**Set task:** All lines from the one containing "Convert this chart" through the final line of the records below should be reproduced exactly, with the pictures left out.
□ □ □ □ □ □ □
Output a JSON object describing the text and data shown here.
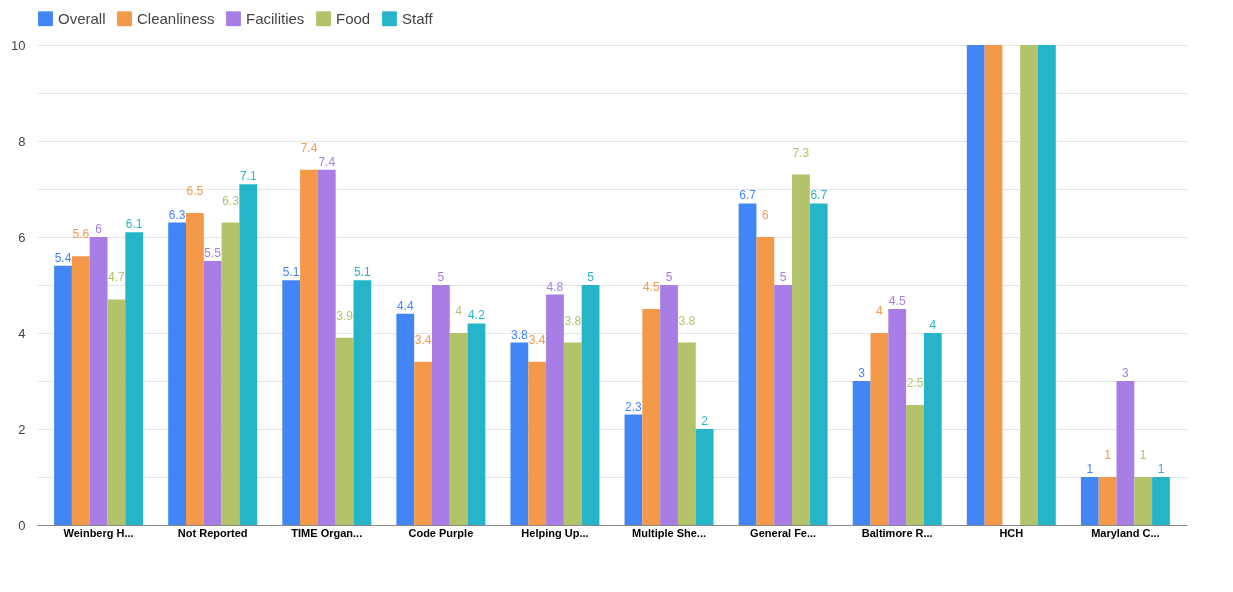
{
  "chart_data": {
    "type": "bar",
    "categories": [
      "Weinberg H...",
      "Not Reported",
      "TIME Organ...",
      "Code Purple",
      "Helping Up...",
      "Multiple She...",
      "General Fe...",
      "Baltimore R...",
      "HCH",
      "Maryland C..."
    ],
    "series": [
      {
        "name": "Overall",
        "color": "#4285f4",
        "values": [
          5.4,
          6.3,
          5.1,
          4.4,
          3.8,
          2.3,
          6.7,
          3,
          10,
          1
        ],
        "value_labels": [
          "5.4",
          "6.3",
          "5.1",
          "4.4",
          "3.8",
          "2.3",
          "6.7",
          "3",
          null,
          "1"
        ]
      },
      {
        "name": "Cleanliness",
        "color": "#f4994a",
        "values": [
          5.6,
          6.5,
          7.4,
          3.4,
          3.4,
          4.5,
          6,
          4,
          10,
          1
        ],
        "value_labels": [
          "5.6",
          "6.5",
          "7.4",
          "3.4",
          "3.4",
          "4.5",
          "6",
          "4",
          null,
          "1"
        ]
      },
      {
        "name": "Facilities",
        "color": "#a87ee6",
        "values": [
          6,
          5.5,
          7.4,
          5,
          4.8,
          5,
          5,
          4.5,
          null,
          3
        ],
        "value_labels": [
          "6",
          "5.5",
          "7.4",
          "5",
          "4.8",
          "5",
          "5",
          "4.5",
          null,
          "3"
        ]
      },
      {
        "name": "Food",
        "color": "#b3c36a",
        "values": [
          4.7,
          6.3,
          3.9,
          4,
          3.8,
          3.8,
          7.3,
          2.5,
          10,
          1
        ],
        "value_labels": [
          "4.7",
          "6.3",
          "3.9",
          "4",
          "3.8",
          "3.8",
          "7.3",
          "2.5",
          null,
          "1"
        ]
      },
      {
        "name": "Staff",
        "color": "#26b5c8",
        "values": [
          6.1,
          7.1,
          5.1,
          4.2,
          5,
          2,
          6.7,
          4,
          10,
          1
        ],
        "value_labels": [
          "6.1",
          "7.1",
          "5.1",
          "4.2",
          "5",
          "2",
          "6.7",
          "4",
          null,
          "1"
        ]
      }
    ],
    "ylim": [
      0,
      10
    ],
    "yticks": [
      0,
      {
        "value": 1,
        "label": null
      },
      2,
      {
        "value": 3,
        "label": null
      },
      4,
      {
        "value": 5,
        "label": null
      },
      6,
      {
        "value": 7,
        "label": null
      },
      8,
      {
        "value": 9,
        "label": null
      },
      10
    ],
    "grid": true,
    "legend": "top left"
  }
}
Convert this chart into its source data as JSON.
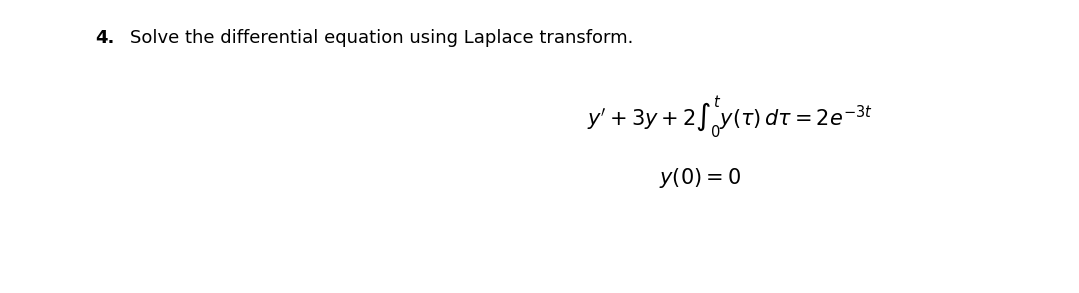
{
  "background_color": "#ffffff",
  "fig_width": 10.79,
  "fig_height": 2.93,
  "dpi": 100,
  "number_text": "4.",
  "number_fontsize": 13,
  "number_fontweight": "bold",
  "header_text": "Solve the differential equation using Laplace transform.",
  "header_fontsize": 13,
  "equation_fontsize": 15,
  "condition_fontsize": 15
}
□ □ □ □ □ □ □
**Full solution:**
Convert this chart into its source data as JSON.
{
  "background_color": "#ffffff",
  "fig_width": 10.79,
  "fig_height": 2.93,
  "dpi": 100,
  "number_text": "4.",
  "number_fontsize": 13,
  "number_fontweight": "bold",
  "header_text": "Solve the differential equation using Laplace transform.",
  "header_fontsize": 13,
  "equation_fontsize": 15,
  "condition_fontsize": 15
}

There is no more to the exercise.